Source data
------------------------------

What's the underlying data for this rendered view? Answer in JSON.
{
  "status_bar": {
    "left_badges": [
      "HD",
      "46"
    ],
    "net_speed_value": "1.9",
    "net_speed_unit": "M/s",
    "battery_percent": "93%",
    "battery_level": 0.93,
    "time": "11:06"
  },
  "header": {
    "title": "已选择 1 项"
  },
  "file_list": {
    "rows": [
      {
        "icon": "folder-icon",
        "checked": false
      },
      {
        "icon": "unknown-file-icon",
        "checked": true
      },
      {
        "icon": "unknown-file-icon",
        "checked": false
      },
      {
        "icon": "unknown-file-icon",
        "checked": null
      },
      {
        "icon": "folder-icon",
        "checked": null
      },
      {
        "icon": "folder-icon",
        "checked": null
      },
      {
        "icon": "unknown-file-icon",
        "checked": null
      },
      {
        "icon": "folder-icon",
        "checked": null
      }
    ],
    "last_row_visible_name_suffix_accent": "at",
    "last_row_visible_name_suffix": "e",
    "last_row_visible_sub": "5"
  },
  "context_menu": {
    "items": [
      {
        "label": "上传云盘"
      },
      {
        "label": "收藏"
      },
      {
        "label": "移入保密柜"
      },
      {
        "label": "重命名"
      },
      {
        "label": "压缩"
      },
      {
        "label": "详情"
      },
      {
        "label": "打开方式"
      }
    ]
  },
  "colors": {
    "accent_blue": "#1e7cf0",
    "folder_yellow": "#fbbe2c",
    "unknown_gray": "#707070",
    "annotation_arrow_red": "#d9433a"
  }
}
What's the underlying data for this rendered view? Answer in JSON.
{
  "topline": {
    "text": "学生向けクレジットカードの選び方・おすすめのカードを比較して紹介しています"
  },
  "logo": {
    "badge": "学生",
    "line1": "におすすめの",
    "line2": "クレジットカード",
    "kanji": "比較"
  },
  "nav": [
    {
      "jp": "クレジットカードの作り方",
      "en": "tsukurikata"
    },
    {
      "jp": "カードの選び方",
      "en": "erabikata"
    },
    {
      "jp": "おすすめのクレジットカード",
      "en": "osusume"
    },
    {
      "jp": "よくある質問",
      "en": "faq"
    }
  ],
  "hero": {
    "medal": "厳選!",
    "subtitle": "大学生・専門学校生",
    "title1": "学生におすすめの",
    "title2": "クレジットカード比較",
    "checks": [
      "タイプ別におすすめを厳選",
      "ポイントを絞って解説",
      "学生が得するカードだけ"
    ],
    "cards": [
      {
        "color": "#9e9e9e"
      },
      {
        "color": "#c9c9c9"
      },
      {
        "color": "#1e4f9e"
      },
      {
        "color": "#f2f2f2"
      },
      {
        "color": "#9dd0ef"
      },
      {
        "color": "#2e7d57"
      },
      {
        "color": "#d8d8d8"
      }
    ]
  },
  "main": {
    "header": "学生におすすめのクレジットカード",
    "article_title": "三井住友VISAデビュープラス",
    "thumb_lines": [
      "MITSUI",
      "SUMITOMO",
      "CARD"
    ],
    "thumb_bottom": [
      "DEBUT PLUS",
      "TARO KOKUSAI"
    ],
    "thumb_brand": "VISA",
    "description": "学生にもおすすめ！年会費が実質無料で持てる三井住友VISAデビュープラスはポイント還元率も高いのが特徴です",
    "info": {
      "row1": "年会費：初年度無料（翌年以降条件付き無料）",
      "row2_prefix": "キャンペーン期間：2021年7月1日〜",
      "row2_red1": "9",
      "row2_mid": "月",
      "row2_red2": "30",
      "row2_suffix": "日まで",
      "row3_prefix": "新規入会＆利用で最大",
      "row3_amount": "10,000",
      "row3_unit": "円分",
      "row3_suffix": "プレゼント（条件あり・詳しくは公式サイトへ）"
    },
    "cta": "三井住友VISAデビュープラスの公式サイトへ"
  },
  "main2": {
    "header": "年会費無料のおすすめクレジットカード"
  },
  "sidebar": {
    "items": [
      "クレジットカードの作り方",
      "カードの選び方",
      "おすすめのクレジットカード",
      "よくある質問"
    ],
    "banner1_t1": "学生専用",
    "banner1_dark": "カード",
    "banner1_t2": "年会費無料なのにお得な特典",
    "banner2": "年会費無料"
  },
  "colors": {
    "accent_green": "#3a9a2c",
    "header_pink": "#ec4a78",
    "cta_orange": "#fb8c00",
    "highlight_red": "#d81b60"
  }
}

------------------------------

### WRITTEN REQUEST
Print the records once more, exactly as they were given.

### THE ANSWER
What's the underlying data for this rendered view? Answer in JSON.
{
  "status_bar": {
    "left_badges": [
      "HD",
      "46"
    ],
    "net_speed_value": "1.9",
    "net_speed_unit": "M/s",
    "battery_percent": "93%",
    "battery_level": 0.93,
    "time": "11:06"
  },
  "header": {
    "title": "已选择 1 项"
  },
  "file_list": {
    "rows": [
      {
        "icon": "folder-icon",
        "checked": false
      },
      {
        "icon": "unknown-file-icon",
        "checked": true
      },
      {
        "icon": "unknown-file-icon",
        "checked": false
      },
      {
        "icon": "unknown-file-icon",
        "checked": null
      },
      {
        "icon": "folder-icon",
        "checked": null
      },
      {
        "icon": "folder-icon",
        "checked": null
      },
      {
        "icon": "unknown-file-icon",
        "checked": null
      },
      {
        "icon": "folder-icon",
        "checked": null
      }
    ],
    "last_row_visible_name_suffix_accent": "at",
    "last_row_visible_name_suffix": "e",
    "last_row_visible_sub": "5"
  },
  "context_menu": {
    "items": [
      {
        "label": "上传云盘"
      },
      {
        "label": "收藏"
      },
      {
        "label": "移入保密柜"
      },
      {
        "label": "重命名"
      },
      {
        "label": "压缩"
      },
      {
        "label": "详情"
      },
      {
        "label": "打开方式"
      }
    ]
  },
  "colors": {
    "accent_blue": "#1e7cf0",
    "folder_yellow": "#fbbe2c",
    "unknown_gray": "#707070",
    "annotation_arrow_red": "#d9433a"
  }
}
What's the underlying data for this rendered view? Answer in JSON.
{
  "topline": {
    "text": "学生向けクレジットカードの選び方・おすすめのカードを比較して紹介しています"
  },
  "logo": {
    "badge": "学生",
    "line1": "におすすめの",
    "line2": "クレジットカード",
    "kanji": "比較"
  },
  "nav": [
    {
      "jp": "クレジットカードの作り方",
      "en": "tsukurikata"
    },
    {
      "jp": "カードの選び方",
      "en": "erabikata"
    },
    {
      "jp": "おすすめのクレジットカード",
      "en": "osusume"
    },
    {
      "jp": "よくある質問",
      "en": "faq"
    }
  ],
  "hero": {
    "medal": "厳選!",
    "subtitle": "大学生・専門学校生",
    "title1": "学生におすすめの",
    "title2": "クレジットカード比較",
    "checks": [
      "タイプ別におすすめを厳選",
      "ポイントを絞って解説",
      "学生が得するカードだけ"
    ],
    "cards": [
      {
        "color": "#9e9e9e"
      },
      {
        "color": "#c9c9c9"
      },
      {
        "color": "#1e4f9e"
      },
      {
        "color": "#f2f2f2"
      },
      {
        "color": "#9dd0ef"
      },
      {
        "color": "#2e7d57"
      },
      {
        "color": "#d8d8d8"
      }
    ]
  },
  "main": {
    "header": "学生におすすめのクレジットカード",
    "article_title": "三井住友VISAデビュープラス",
    "thumb_lines": [
      "MITSUI",
      "SUMITOMO",
      "CARD"
    ],
    "thumb_bottom": [
      "DEBUT PLUS",
      "TARO KOKUSAI"
    ],
    "thumb_brand": "VISA",
    "description": "学生にもおすすめ！年会費が実質無料で持てる三井住友VISAデビュープラスはポイント還元率も高いのが特徴です",
    "info": {
      "row1": "年会費：初年度無料（翌年以降条件付き無料）",
      "row2_prefix": "キャンペーン期間：2021年7月1日〜",
      "row2_red1": "9",
      "row2_mid": "月",
      "row2_red2": "30",
      "row2_suffix": "日まで",
      "row3_prefix": "新規入会＆利用で最大",
      "row3_amount": "10,000",
      "row3_unit": "円分",
      "row3_suffix": "プレゼント（条件あり・詳しくは公式サイトへ）"
    },
    "cta": "三井住友VISAデビュープラスの公式サイトへ"
  },
  "main2": {
    "header": "年会費無料のおすすめクレジットカード"
  },
  "sidebar": {
    "items": [
      "クレジットカードの作り方",
      "カードの選び方",
      "おすすめのクレジットカード",
      "よくある質問"
    ],
    "banner1_t1": "学生専用",
    "banner1_dark": "カード",
    "banner1_t2": "年会費無料なのにお得な特典",
    "banner2": "年会費無料"
  },
  "colors": {
    "accent_green": "#3a9a2c",
    "header_pink": "#ec4a78",
    "cta_orange": "#fb8c00",
    "highlight_red": "#d81b60"
  }
}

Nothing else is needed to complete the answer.